In the lines below, find how many contain the word "type" and report that figure alone.

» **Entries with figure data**
(begin)
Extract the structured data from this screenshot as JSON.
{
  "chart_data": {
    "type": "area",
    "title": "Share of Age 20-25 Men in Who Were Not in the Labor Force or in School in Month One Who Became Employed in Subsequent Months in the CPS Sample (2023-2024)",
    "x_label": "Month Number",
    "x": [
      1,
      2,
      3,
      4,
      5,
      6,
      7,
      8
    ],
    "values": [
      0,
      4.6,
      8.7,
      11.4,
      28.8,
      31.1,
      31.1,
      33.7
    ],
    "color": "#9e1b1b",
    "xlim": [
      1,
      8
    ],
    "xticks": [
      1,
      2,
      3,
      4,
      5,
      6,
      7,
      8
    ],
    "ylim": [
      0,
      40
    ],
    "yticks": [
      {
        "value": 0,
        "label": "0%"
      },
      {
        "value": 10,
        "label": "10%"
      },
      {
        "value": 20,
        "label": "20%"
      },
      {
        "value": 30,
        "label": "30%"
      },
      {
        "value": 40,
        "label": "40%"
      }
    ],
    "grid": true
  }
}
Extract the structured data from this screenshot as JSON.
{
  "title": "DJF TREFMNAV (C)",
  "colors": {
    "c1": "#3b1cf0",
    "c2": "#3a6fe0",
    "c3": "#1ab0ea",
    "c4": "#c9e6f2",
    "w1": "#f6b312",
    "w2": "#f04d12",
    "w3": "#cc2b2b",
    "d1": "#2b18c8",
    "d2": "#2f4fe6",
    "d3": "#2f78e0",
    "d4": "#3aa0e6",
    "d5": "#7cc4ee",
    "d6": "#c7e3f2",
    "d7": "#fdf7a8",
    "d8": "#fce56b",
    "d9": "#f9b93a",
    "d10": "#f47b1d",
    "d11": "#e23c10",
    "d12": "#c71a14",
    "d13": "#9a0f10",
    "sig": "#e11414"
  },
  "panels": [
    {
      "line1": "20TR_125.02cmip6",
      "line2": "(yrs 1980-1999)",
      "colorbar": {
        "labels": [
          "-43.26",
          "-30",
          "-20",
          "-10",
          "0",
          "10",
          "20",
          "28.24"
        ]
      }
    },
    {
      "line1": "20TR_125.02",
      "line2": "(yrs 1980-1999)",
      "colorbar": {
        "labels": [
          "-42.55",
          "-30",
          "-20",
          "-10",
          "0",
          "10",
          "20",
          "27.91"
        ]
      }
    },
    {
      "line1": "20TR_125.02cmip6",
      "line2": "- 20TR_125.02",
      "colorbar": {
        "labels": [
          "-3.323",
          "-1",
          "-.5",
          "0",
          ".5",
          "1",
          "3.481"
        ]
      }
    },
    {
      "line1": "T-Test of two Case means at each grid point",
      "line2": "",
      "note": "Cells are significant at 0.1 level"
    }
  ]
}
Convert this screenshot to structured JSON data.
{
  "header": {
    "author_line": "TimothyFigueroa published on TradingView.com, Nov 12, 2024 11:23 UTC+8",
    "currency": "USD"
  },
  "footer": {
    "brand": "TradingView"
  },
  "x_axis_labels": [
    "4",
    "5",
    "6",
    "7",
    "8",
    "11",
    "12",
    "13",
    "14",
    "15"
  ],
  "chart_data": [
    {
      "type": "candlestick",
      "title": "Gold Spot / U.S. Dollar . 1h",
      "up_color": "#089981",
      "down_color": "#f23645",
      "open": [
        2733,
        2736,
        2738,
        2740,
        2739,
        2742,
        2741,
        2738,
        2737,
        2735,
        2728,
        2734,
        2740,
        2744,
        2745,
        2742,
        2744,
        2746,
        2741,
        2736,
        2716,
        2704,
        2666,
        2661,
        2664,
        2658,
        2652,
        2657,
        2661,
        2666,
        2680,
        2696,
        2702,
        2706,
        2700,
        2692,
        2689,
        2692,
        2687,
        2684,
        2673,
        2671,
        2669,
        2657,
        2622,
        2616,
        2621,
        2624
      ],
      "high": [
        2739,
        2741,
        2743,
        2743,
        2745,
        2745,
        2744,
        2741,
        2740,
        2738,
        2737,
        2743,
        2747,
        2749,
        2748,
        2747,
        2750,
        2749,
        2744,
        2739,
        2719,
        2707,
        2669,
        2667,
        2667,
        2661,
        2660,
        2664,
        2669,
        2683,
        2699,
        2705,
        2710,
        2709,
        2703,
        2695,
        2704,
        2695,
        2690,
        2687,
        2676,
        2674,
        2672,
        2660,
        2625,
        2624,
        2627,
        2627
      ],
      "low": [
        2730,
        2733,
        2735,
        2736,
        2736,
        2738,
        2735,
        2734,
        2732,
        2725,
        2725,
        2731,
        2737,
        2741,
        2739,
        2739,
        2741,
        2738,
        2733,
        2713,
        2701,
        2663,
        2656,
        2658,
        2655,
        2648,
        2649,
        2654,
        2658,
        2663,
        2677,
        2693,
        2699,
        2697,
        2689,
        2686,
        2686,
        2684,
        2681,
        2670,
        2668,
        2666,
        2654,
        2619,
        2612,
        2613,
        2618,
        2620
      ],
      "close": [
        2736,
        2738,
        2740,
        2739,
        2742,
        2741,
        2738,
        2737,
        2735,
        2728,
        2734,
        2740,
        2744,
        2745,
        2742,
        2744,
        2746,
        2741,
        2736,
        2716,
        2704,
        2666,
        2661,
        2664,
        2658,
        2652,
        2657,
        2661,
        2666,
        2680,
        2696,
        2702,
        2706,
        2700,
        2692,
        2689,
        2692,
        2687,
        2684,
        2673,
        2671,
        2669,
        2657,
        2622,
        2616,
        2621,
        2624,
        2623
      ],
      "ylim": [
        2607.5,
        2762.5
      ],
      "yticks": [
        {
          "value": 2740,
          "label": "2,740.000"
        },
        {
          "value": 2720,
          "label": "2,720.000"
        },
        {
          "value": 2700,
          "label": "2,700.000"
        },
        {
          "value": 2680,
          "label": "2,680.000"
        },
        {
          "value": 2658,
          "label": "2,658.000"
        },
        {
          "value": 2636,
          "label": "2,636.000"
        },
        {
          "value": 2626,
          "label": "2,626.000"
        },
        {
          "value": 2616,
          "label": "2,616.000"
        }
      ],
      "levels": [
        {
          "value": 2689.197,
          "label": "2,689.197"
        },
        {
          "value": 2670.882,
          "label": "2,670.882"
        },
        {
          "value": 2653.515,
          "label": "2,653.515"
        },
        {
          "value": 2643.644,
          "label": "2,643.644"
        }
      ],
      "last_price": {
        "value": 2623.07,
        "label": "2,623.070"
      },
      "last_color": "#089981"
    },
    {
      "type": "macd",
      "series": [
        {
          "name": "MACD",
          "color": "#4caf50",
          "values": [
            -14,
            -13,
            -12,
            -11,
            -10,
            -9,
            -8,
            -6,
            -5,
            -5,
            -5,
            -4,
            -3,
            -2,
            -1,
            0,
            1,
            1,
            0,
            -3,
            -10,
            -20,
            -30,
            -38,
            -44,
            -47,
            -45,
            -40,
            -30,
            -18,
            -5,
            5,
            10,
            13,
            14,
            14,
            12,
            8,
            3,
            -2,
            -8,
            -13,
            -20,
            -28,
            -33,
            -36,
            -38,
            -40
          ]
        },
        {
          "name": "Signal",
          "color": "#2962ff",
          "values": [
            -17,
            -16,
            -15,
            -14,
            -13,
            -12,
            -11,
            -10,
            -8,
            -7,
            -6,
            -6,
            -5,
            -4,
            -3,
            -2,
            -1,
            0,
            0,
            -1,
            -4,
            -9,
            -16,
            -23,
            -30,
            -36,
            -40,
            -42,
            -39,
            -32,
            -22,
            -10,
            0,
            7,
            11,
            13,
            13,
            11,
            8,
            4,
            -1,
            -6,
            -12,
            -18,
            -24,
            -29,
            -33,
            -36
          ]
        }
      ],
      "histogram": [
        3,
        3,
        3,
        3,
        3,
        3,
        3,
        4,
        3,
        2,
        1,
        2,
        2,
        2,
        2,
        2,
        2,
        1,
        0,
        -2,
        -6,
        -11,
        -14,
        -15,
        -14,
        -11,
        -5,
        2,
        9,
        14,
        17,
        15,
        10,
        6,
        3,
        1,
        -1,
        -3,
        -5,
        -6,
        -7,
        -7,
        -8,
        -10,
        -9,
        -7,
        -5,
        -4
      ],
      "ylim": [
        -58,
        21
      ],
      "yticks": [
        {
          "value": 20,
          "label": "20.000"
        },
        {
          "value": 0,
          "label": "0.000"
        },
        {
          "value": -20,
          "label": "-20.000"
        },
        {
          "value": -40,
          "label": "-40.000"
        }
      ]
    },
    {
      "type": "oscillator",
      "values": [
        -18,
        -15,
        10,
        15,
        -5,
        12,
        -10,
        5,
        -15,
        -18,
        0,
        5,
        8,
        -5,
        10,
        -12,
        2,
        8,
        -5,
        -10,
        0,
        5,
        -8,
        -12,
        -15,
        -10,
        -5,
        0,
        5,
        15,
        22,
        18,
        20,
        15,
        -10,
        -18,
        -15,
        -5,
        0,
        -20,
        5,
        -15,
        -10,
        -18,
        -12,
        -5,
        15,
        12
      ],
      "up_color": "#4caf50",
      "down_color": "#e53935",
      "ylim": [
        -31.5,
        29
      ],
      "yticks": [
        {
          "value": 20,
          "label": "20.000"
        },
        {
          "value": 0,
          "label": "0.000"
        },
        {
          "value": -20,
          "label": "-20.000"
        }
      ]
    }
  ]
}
(end)
» **Response below**
4